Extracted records
-=-=-=-=-

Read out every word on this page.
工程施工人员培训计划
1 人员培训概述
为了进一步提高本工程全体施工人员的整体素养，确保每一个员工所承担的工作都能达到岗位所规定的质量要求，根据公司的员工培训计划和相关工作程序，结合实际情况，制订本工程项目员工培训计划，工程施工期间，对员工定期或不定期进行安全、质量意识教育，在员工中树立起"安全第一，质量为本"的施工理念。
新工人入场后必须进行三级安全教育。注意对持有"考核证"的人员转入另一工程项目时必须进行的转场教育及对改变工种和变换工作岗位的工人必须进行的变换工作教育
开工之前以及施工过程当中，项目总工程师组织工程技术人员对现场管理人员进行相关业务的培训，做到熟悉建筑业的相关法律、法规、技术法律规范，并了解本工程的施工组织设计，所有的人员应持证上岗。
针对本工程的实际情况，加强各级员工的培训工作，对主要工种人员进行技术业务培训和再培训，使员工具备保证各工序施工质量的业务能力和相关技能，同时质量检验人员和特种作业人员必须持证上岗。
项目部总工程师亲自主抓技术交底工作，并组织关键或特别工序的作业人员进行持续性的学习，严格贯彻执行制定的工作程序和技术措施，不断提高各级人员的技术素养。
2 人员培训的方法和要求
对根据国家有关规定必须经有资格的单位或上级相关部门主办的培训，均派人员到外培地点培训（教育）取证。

-=-=-=-=-

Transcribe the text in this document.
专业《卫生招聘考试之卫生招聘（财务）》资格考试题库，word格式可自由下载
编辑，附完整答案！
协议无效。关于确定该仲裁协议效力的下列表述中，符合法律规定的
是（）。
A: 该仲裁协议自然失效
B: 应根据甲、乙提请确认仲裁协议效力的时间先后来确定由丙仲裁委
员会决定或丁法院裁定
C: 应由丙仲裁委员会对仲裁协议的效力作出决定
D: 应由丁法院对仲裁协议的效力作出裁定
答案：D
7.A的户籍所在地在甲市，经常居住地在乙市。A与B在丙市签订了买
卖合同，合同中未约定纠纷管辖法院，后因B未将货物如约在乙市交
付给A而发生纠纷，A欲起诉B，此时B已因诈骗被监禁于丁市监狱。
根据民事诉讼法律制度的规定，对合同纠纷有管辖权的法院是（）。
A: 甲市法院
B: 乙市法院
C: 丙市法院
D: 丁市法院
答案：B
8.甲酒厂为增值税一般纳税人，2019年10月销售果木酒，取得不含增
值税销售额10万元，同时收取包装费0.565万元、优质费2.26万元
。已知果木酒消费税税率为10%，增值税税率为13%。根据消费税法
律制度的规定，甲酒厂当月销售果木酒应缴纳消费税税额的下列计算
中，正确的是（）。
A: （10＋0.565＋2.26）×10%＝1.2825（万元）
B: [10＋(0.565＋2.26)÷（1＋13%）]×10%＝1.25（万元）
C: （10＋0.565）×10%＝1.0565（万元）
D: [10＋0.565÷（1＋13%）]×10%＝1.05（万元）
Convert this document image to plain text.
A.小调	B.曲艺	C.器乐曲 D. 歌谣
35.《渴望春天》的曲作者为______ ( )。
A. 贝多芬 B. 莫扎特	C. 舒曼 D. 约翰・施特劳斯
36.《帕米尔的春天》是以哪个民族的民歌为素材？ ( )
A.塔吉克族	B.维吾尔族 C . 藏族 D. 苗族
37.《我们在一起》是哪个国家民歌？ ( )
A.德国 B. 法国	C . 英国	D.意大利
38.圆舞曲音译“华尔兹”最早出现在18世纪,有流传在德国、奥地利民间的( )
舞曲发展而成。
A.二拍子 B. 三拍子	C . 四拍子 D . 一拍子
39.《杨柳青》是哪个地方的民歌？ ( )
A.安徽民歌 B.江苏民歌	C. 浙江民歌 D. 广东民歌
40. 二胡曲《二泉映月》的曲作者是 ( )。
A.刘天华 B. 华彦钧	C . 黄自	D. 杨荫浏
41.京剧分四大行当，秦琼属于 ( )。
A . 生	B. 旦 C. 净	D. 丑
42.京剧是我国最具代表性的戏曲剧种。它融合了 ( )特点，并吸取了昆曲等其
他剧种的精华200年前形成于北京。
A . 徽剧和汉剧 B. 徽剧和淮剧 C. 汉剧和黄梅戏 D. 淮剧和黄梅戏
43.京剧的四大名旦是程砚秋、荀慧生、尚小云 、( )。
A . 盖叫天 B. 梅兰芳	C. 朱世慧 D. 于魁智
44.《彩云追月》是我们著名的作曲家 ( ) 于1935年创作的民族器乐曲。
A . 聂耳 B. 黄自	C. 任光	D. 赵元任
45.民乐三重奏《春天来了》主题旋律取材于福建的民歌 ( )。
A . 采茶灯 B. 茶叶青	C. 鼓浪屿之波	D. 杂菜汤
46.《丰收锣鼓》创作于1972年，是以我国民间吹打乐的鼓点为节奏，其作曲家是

-=-=-=-=-

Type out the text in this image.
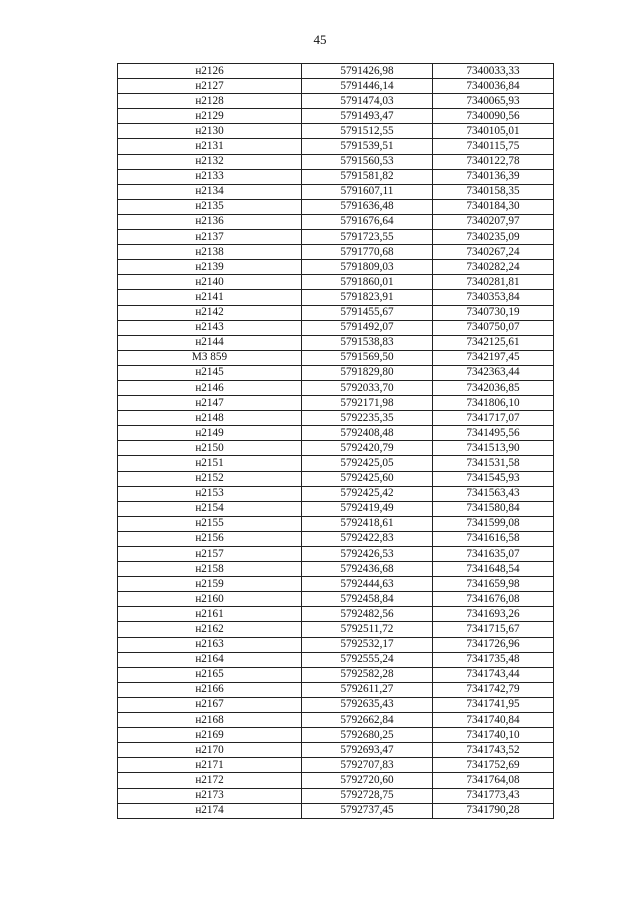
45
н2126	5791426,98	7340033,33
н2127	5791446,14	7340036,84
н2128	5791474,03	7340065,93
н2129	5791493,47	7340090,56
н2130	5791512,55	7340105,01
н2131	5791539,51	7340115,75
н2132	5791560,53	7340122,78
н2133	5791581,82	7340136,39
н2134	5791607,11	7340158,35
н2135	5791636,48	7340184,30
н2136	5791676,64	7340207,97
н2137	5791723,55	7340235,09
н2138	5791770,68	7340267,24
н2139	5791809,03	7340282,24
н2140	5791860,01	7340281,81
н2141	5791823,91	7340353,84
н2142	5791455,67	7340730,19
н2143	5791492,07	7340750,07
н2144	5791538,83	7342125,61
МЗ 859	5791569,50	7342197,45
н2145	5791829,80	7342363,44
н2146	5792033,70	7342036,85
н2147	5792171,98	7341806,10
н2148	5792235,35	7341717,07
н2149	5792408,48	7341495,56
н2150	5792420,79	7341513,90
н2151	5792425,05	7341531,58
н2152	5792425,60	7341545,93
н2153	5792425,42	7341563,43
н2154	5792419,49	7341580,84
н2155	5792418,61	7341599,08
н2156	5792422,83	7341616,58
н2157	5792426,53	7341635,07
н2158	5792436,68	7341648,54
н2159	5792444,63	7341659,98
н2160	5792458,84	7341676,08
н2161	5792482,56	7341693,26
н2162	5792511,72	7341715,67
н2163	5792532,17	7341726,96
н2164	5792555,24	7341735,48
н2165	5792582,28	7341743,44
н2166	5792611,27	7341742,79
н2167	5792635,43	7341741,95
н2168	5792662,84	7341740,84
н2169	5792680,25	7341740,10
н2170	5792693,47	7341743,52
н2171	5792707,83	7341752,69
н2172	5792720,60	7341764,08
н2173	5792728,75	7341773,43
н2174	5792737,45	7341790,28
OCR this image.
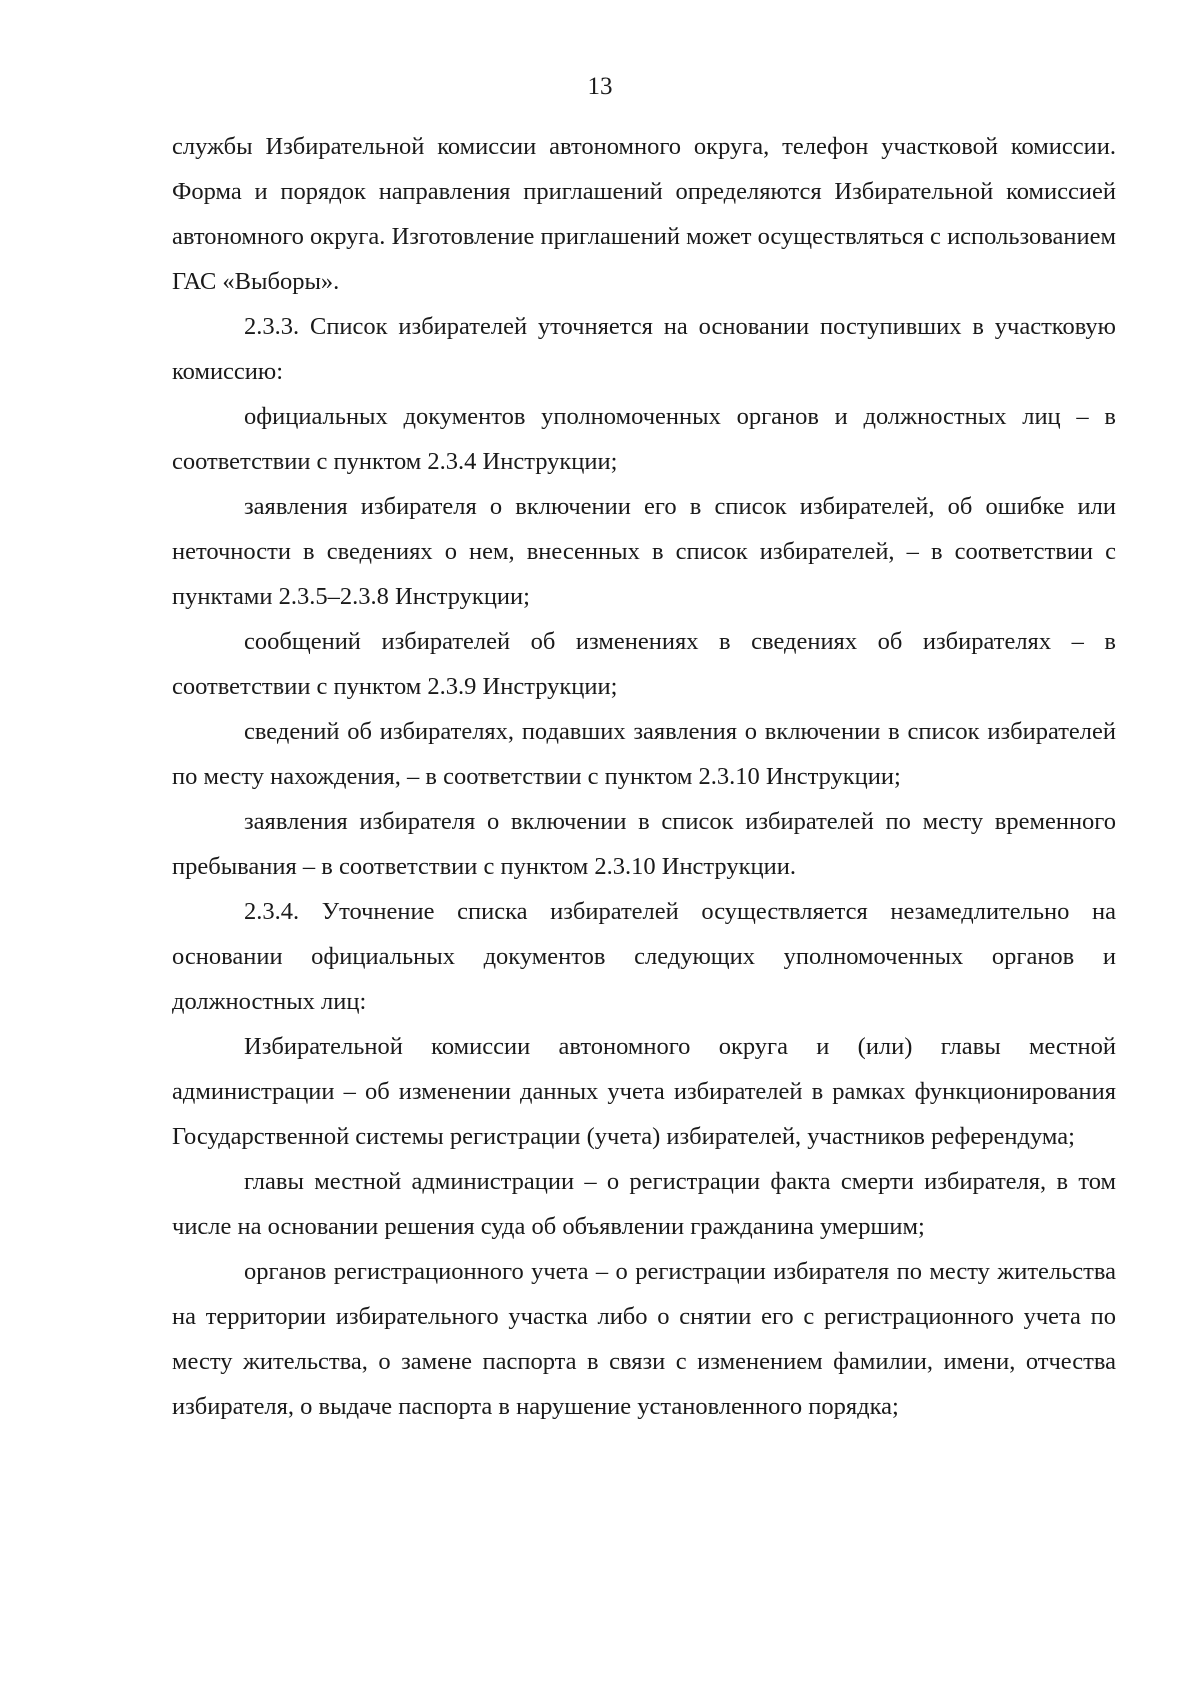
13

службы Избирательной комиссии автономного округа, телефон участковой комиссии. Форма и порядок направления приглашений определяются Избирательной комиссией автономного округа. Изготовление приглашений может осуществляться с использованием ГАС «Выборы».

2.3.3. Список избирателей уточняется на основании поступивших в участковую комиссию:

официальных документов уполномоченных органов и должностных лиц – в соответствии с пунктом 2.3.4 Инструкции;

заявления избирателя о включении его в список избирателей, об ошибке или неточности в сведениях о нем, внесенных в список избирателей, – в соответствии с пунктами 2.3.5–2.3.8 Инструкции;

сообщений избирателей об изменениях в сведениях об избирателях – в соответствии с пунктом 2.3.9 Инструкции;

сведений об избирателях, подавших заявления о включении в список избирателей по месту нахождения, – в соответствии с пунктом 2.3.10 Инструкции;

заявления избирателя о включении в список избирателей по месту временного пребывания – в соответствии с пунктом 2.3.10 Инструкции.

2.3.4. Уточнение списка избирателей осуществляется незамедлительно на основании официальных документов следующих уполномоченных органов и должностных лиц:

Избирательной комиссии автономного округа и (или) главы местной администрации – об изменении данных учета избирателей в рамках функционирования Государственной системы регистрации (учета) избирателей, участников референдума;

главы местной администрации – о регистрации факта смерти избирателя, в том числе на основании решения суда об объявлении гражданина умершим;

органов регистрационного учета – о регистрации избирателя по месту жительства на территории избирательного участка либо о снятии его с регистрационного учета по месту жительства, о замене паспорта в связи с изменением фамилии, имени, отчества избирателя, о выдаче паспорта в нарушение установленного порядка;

-=-=-=-=-

__WORK TO DO__:
List the lines of the entries that include "document".

__RESULT OF THIS EXERCISE__:
Transcribe the text in this document.
Convert this document image to plain text.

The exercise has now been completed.